— begin Records to use —
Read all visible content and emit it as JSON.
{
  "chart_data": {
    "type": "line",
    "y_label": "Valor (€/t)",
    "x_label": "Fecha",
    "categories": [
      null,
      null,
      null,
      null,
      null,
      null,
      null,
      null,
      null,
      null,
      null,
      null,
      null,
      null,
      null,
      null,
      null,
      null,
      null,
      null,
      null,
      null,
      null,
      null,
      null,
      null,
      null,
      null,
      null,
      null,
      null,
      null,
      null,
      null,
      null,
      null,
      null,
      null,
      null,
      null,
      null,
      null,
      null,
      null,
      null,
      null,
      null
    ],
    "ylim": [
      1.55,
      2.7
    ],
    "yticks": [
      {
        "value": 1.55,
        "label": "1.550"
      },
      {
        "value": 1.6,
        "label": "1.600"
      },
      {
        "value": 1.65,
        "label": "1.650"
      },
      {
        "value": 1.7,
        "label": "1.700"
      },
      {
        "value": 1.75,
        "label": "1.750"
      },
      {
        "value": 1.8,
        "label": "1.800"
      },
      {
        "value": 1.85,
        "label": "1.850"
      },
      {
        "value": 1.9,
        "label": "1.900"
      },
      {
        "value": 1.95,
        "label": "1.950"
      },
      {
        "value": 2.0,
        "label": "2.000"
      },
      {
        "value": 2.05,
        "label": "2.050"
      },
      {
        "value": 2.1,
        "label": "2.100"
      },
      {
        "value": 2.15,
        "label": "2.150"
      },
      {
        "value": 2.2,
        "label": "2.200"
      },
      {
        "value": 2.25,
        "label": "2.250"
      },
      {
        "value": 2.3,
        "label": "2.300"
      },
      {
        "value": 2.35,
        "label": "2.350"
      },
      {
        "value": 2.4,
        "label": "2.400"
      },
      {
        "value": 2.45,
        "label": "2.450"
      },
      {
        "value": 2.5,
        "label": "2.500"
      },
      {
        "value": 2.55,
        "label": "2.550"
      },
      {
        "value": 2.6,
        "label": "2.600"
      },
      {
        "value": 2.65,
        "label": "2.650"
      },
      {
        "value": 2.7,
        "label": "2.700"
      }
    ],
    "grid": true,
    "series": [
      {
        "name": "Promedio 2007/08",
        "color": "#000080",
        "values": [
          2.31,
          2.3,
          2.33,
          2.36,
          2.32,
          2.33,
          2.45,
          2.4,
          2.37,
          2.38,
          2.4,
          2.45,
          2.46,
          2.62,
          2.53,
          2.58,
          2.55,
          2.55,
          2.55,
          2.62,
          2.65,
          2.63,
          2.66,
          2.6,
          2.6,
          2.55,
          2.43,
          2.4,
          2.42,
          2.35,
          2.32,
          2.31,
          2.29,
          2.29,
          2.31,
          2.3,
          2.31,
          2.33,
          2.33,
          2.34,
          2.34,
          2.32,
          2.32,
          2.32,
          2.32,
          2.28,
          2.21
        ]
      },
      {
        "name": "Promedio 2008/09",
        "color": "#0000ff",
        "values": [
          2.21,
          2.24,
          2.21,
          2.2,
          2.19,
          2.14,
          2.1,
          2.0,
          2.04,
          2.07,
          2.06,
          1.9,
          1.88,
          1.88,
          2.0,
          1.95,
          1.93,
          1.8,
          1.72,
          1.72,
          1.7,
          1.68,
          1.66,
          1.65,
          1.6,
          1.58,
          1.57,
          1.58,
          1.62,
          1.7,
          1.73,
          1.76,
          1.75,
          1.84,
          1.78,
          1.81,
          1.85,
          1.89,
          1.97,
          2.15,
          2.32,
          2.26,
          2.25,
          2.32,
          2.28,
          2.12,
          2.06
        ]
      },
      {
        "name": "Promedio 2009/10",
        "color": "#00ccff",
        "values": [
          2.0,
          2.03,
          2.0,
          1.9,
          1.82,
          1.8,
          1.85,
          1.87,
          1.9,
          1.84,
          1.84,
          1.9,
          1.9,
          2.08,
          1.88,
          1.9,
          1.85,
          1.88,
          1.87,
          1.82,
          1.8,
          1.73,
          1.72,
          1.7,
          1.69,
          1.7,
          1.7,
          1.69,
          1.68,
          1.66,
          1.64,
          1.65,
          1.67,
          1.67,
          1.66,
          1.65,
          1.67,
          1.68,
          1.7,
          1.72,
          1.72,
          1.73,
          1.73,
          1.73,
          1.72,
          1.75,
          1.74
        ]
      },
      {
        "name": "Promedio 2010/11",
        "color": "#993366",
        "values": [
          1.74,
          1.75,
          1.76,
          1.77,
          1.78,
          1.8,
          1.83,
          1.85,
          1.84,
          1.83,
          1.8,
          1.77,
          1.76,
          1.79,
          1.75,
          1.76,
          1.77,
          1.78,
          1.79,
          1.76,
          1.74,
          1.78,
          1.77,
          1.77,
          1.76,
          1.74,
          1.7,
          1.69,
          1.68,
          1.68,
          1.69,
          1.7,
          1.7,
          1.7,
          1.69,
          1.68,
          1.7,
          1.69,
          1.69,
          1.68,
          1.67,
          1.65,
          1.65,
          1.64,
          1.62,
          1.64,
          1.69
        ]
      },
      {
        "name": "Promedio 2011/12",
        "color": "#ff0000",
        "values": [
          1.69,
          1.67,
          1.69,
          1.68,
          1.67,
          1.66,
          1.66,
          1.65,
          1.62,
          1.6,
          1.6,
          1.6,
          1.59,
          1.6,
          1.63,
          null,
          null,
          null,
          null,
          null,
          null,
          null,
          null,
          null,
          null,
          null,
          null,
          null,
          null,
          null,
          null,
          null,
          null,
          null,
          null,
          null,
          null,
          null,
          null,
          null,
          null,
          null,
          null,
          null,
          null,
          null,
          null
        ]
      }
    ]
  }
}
— end Records to use —
Task requirements: Filter the listing above by the word "color"; copy each line that passes.

Result:
        "color": "#000080",
        "color": "#0000ff",
        "color": "#00ccff",
        "color": "#993366",
        "color": "#ff0000",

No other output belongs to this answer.